Available data:
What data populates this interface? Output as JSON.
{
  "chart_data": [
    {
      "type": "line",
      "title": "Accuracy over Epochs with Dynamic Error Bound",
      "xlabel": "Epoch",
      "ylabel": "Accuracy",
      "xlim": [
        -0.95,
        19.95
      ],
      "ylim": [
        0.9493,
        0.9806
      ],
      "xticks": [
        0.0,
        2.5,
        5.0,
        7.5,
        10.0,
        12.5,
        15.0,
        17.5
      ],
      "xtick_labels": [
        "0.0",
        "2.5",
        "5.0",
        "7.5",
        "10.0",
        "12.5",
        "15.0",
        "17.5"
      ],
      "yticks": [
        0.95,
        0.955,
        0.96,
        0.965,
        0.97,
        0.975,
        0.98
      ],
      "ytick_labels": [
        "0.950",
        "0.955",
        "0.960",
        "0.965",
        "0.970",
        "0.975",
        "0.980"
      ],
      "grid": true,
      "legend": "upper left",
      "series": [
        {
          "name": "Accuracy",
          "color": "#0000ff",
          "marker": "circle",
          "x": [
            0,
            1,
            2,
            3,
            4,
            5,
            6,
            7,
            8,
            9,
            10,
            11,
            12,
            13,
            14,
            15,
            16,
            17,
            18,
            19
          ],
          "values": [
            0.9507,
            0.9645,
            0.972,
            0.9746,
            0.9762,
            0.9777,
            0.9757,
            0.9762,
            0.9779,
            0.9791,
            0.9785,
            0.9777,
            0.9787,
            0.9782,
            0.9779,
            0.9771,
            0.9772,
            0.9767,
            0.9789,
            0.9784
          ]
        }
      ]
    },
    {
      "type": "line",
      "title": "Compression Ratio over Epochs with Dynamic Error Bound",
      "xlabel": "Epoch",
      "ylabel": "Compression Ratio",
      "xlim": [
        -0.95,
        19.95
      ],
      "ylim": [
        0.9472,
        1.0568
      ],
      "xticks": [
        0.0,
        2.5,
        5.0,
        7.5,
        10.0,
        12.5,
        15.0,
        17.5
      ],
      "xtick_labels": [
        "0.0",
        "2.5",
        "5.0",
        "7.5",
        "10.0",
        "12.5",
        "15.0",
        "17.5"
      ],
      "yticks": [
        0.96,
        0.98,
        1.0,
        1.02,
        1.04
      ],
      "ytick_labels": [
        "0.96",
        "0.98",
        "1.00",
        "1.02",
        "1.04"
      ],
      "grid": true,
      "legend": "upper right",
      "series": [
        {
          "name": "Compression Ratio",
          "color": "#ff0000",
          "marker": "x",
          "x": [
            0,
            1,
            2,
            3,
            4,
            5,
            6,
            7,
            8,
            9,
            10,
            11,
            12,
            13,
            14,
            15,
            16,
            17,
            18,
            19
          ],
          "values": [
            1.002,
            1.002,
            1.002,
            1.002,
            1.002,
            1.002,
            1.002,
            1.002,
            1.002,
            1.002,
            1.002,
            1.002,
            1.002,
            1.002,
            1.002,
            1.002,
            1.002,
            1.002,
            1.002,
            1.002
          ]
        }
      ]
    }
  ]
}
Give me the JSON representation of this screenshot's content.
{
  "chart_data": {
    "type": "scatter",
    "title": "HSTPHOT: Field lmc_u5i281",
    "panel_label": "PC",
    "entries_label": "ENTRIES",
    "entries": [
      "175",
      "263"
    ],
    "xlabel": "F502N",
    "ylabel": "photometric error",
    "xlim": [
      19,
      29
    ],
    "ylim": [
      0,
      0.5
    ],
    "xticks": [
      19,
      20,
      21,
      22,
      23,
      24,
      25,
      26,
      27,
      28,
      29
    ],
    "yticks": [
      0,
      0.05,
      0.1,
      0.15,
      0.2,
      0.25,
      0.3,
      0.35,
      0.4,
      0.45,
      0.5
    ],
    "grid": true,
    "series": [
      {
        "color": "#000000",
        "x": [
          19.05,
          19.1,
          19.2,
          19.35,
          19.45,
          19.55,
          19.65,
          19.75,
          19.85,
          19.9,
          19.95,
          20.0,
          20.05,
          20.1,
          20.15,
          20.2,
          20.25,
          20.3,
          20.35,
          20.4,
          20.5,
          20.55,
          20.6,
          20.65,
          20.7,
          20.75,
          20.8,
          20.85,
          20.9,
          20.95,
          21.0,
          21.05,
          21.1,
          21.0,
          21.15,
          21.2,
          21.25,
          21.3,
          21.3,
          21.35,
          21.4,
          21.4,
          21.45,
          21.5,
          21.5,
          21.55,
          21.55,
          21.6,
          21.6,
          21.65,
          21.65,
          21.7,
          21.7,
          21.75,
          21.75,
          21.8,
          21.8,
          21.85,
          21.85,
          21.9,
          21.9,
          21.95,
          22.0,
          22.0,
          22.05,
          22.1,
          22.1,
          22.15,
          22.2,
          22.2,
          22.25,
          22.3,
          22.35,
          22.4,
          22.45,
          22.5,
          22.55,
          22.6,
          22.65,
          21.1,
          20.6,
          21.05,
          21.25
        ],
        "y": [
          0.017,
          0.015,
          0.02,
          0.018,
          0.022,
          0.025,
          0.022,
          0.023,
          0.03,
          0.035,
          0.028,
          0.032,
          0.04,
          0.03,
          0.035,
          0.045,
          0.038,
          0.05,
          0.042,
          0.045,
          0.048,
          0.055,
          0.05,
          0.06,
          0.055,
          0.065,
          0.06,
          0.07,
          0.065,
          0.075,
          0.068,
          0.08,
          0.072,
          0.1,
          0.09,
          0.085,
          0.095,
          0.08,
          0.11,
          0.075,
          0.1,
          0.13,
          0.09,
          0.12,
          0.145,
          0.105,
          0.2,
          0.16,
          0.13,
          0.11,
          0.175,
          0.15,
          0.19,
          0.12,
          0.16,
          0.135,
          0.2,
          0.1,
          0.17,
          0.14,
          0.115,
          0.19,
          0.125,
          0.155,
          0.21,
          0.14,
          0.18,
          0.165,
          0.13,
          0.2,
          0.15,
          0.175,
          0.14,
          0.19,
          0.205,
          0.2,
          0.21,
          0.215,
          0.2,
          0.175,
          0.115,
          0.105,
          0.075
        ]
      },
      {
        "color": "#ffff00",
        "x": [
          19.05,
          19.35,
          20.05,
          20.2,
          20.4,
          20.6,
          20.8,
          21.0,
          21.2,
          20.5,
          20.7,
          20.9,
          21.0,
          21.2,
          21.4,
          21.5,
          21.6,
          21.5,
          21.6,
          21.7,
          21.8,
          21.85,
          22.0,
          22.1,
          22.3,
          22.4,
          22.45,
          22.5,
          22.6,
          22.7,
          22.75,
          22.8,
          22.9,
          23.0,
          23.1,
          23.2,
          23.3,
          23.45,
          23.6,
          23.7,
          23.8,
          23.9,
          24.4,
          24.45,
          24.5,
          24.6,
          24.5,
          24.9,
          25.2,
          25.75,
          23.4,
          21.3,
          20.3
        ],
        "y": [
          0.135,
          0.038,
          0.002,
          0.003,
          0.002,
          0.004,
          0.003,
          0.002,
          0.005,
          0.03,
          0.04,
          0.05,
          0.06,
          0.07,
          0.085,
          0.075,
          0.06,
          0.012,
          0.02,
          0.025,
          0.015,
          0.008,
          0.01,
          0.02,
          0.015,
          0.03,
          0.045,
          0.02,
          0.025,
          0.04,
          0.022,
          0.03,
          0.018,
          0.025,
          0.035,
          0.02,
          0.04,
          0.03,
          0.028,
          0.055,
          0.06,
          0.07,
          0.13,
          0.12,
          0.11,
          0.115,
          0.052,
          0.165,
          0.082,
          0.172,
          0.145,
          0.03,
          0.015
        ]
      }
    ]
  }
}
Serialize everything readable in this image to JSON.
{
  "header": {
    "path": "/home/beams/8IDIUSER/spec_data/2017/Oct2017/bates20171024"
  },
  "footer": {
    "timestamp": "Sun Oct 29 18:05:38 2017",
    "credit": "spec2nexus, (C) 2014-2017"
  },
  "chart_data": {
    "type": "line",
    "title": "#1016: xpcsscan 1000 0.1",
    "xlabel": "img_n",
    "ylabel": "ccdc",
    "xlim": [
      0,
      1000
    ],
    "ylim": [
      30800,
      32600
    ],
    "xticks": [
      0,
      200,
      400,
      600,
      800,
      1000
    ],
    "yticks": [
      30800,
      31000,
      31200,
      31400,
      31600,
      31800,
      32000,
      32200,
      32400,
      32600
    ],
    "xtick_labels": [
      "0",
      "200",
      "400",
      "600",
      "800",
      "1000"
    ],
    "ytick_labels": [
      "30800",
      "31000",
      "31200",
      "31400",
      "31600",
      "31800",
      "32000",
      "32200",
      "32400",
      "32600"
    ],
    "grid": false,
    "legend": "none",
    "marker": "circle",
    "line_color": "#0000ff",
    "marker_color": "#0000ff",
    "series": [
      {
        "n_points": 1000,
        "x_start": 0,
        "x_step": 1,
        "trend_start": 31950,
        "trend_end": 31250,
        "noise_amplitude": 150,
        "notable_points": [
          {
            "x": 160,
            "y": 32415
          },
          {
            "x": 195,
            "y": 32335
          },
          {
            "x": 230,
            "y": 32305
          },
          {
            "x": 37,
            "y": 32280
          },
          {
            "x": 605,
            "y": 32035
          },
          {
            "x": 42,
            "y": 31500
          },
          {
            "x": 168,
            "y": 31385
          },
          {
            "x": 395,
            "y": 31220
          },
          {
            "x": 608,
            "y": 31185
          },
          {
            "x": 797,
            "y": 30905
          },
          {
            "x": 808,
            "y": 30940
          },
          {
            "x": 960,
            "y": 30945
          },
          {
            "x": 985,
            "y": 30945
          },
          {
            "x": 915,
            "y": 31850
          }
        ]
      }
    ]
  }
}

Exercise requirements:
From the listing above, pick out each line where the word "upper" appears.

Answer:
      "legend": "upper left",
      "legend": "upper right",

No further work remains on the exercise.